— BEGIN Given information —
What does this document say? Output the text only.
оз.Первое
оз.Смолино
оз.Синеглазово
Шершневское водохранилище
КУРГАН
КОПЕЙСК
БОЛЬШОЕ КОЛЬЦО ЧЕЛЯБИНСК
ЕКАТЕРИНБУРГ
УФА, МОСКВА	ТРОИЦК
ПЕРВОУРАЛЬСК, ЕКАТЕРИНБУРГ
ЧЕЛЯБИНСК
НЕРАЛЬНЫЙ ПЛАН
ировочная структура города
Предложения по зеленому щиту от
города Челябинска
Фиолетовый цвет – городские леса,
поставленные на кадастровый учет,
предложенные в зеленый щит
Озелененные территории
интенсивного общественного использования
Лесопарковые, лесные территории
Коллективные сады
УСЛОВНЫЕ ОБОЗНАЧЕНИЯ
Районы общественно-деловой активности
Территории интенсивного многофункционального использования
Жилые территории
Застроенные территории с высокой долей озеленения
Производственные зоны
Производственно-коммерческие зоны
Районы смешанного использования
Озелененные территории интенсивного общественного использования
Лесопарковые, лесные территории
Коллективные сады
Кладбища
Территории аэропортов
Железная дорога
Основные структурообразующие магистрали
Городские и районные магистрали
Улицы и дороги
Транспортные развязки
— END Given information —
— Task statement —
Pick out the lines that contain "интенсивного" and copy them.

— Answer to this exercise —
интенсивного общественного использования
Территории интенсивного многофункционального использования
Озелененные территории интенсивного общественного использования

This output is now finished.